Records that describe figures
━━━━
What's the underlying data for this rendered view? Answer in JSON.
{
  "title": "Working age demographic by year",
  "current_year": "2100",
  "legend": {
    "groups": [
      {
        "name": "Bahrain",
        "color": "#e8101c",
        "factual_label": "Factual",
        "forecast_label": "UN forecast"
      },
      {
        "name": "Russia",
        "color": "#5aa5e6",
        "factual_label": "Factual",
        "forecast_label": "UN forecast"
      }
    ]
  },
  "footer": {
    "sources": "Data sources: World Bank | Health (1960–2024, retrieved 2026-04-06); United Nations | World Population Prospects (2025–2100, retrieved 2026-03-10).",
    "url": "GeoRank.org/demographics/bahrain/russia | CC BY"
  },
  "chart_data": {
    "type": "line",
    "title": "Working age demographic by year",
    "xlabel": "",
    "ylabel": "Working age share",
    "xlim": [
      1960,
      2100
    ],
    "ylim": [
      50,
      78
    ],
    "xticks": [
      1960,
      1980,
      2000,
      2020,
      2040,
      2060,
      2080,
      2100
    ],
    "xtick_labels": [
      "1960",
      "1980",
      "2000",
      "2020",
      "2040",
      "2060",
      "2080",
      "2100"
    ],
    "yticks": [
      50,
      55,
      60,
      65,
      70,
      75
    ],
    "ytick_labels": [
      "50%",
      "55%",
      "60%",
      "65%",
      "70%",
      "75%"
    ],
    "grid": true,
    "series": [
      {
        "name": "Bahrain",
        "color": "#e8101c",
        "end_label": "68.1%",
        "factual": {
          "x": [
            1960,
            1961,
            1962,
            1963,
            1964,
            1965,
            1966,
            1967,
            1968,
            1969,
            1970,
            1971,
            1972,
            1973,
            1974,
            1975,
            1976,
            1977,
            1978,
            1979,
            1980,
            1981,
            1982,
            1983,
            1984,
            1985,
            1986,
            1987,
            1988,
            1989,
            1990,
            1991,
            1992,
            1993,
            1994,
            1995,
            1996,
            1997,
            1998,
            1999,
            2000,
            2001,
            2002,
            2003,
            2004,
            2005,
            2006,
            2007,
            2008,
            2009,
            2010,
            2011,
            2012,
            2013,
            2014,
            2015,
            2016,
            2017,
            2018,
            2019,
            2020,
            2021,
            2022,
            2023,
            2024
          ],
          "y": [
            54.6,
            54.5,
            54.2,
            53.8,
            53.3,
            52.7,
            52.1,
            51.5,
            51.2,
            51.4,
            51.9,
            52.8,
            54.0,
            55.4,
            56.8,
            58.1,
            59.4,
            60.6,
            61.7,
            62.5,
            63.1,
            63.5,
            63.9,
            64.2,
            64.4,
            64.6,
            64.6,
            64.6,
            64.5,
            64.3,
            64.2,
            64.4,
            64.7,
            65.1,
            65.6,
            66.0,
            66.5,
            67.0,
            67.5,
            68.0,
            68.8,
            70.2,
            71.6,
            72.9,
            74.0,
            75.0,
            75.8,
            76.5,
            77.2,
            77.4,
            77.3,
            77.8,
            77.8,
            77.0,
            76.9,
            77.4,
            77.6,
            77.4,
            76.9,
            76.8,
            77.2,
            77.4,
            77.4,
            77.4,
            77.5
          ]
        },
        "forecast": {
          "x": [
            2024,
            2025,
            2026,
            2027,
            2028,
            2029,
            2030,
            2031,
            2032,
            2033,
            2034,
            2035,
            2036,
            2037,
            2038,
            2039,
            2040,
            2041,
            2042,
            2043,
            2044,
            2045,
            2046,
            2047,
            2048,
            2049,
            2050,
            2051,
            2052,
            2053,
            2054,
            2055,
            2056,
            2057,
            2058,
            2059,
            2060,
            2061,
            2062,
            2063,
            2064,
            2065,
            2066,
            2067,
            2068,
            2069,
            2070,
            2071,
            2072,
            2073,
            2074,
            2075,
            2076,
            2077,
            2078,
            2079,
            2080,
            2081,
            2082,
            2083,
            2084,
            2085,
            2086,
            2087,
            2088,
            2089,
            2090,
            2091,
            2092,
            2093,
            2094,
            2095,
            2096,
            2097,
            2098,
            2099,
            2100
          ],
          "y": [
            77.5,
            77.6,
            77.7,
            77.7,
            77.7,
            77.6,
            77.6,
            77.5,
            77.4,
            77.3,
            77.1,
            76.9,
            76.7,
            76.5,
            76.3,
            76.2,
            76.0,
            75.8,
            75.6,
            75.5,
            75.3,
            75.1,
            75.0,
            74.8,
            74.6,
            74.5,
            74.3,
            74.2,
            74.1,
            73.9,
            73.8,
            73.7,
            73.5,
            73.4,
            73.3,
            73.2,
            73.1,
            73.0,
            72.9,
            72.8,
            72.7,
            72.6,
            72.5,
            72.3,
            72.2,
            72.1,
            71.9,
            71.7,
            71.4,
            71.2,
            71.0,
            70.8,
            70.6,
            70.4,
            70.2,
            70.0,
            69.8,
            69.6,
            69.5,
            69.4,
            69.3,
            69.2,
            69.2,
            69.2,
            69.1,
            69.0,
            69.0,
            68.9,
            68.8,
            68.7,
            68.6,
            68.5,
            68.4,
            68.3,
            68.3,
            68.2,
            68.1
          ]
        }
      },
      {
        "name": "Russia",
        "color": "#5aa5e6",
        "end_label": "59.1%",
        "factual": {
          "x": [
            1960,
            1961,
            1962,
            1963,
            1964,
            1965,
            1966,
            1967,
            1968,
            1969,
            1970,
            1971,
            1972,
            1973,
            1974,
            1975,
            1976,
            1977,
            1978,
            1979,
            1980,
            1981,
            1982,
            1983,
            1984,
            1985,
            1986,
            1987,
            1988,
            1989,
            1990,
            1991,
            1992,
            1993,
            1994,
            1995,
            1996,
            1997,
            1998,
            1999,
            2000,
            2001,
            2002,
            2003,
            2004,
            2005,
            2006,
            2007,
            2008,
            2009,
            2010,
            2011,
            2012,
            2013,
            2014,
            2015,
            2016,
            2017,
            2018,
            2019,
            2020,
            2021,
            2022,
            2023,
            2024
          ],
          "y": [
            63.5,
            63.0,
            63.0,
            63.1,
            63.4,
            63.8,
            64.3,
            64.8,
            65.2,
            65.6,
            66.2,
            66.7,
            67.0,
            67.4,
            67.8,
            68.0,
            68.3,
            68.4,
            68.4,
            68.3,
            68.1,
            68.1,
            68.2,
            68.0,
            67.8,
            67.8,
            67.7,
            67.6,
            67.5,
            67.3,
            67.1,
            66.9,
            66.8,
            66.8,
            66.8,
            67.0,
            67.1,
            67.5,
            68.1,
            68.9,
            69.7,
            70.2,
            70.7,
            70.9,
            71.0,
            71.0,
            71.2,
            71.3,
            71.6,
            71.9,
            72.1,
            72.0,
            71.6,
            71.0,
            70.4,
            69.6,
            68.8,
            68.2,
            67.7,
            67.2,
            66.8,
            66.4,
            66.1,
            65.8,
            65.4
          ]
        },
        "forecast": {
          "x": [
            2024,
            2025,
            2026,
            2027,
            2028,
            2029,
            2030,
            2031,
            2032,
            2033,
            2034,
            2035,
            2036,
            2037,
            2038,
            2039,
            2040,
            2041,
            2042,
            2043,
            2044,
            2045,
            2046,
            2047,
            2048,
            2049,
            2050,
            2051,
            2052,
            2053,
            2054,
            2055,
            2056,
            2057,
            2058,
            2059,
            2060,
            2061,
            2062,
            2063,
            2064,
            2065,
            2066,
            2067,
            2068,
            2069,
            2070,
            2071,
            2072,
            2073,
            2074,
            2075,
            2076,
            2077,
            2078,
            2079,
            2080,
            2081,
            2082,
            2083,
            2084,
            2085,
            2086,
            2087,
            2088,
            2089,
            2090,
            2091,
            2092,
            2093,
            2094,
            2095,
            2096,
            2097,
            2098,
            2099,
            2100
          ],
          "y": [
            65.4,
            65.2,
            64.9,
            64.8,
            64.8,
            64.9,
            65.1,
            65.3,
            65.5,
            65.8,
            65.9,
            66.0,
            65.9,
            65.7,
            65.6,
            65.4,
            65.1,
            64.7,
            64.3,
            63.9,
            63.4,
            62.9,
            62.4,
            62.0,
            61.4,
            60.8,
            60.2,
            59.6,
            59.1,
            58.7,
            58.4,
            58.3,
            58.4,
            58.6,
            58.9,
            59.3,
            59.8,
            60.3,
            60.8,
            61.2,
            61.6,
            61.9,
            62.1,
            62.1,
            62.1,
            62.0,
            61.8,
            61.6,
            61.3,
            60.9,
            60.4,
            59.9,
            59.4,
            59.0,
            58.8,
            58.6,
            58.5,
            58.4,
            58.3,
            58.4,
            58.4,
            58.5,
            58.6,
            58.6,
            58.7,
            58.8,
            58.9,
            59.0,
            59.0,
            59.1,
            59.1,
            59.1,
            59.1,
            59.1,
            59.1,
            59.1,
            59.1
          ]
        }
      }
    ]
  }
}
━━━━
WHAT THE TASK ASKS: Copy out every line with the word "Working".

FINAL ANSWER:
  "title": "Working age demographic by year",
    "title": "Working age demographic by year",
    "ylabel": "Working age share",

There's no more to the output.